* **Exercise requirements**
From the entries below, extract every line that includes the word "ready".

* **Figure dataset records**
————

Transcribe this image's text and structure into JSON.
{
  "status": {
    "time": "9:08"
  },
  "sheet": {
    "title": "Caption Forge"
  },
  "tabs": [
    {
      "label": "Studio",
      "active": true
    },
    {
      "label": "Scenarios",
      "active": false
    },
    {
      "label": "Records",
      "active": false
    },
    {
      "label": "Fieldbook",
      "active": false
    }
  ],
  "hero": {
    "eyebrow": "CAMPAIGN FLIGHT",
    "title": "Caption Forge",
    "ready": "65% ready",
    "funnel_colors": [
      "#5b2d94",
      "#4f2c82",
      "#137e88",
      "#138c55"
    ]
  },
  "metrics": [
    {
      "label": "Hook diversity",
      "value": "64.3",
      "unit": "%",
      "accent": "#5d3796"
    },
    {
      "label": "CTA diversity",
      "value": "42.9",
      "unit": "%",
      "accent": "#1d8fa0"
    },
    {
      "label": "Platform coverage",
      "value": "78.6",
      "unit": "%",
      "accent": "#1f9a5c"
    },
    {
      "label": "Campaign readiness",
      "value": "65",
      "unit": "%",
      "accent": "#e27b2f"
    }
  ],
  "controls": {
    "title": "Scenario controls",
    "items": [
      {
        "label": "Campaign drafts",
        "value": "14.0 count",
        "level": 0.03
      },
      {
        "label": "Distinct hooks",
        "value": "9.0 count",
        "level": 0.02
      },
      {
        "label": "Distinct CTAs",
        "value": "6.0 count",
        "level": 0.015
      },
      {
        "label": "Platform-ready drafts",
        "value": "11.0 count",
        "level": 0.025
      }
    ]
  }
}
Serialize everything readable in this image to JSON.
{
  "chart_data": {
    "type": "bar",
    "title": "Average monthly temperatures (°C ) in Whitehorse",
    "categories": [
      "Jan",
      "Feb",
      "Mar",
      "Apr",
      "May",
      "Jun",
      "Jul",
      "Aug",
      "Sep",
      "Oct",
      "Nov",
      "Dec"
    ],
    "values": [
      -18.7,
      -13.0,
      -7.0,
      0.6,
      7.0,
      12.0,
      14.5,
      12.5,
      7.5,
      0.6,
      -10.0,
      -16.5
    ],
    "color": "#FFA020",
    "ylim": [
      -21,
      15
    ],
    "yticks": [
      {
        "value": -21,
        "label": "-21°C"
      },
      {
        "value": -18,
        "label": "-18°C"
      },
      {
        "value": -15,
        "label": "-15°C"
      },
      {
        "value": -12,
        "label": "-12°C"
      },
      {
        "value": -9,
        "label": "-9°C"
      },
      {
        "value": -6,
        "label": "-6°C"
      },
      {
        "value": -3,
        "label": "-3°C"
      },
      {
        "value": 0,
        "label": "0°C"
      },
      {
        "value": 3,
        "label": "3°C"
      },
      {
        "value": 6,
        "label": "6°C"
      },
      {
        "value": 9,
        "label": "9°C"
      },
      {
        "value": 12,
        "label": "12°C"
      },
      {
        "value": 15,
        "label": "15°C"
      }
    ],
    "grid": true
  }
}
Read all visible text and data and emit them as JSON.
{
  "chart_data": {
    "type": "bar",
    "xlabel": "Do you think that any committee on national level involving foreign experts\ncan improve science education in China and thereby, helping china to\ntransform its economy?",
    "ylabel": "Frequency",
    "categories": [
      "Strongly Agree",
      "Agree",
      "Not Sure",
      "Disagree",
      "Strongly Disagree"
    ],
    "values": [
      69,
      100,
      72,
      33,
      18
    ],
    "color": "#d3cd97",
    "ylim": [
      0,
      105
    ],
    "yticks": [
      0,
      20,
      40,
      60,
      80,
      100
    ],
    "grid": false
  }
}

————

* **Answer for the task**
    "ready": "65% ready",
        "label": "Platform-ready drafts",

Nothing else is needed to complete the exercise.